Host: Advisor: Laura M. Calvi, M.D.

Zirui Zhao - Graduate Student

The rise of antibiotic resistance is a critical global health challenge, underscoring the urgent need for novel strategies to re-sensitize resistant bacteria to treatment. Current antibiotic research approaches primarily rely on growth inhibition as the key metric for drug discovery and resistance assessment. However, emerging evidence suggests that bacterial metabolism, independent of growth, both influences and is influenced by antimicrobial resistance (AMR), revealing a potential new therapeutic avenue. However, despite its significance and potential clinical utility, the relationship between antibiotic resistance and metabolism remains poorly understood. To better understand how metabolic adaptations contribute to AMR, we examined the metabolic dependencies of various antibiotics across multiple Staphylococcus aureus strains, including methicillin-resistant (MRSA) and methicillin-susceptible (MSSA) clinical isolates. Susceptibility profiling confirmed that a strain’s antibiotic susceptibility can be modulated by altering its metabolism, achieved by supplementing it with various metabolites, and highlighted some specific metabolite-drug combinations for further investigation. Here, I focus on oxacillin and adenine as a representative case to probe how metabolic state alters drug susceptibility, since beta-lactams remain a first-line therapy for Staphylococcus aureus infections and adenine produced a strong but nonuniform effect across isolates. Adenine similarly altered susceptibility to multiple beta-lactam antibiotics across an expanded panel of MRSA and MSSA strains. Importantly, this response did not segregate by MRSA versus MSSA classification, but rather varied at the individual strain level, revealing a strong strain-specific metabolic control of beta-lactam sensitivity. These findings suggest that differences between strains, rather than resistance class alone, could guide a more personalized approach to antibiotic therapy. Ongoing work involves mechanistic investigation into the mechanism underlying the adenine strain-specific effect on beta-lactam drugs, including ATP, c-di-AMP, and adenine pathway-associated gene expression level measurement.

 Jan 08, 2026 @ 12:00 p.m.

 Medical Center | K307 (3-6408)

Host: Advisor: Allison Lopatkin, Ph.D.

*EXERCISES TO COMPLETE*
[a] List the measurements that the seminar abstract says the ongoing mechanistic work includes.
[b] Answer these questions from the seminar abstract, one line each:
(i) On what date and at what time is the event held?
(ii) Which antibiotic and which metabolite serve as the representative case?
(iii) Where is the event held?

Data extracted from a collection
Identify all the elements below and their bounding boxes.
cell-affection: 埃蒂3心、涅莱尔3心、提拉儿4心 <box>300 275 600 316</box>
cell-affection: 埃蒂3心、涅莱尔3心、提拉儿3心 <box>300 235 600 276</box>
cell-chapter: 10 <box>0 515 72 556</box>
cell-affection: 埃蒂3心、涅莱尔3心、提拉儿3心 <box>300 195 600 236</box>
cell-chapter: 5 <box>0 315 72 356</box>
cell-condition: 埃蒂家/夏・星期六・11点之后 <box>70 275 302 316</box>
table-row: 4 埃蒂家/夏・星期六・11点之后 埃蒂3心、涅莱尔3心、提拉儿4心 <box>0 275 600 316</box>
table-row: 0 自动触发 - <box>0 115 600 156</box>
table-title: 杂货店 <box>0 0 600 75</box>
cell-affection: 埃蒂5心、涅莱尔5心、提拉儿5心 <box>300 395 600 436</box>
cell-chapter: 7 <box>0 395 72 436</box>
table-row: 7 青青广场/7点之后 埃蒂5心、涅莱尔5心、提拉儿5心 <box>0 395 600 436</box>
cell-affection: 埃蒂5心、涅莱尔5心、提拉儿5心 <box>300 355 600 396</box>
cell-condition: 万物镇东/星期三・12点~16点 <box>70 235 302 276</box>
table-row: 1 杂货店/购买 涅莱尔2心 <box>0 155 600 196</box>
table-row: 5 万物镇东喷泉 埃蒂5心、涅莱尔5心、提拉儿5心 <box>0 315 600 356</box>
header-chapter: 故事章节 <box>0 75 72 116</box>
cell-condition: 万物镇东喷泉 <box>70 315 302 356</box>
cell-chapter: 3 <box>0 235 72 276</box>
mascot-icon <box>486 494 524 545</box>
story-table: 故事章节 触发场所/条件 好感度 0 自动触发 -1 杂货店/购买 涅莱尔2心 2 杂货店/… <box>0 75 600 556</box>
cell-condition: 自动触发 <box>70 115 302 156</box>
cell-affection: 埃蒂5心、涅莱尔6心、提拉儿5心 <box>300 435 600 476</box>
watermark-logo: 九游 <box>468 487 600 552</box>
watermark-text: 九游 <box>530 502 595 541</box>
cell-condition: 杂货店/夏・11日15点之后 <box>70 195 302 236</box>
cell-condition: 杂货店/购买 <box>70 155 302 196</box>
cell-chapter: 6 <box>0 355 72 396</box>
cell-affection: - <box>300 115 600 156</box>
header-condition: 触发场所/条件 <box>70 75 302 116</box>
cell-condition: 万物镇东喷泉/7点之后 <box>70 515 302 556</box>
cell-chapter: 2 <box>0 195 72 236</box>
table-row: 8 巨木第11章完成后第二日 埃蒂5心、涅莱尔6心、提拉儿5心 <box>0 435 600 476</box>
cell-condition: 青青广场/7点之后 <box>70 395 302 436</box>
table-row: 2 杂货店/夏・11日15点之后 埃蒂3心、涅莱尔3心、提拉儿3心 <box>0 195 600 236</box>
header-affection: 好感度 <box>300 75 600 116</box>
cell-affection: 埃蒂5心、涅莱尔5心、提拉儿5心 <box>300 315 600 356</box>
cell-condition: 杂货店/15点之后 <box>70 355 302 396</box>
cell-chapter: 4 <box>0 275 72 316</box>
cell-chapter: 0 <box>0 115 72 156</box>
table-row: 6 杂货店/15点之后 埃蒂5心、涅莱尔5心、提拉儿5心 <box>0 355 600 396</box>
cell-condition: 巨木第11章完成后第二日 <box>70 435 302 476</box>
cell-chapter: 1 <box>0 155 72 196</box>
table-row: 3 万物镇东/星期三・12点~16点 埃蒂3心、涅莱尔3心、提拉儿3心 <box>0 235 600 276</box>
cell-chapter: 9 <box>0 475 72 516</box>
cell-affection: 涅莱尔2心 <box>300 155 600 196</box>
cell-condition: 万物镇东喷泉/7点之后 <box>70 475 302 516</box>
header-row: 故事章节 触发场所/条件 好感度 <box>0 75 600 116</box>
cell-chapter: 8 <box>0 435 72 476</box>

*RESULTS OF THE EXERCISE*
[a]
- ATP
- c-di-AMP
- Adenine pathway-associated gene expression level

[b]
(i) Jan 08, 2026, at 12:00 p.m.
(ii) Oxacillin and adenine.
(iii) Medical Center, K307 (3-6408).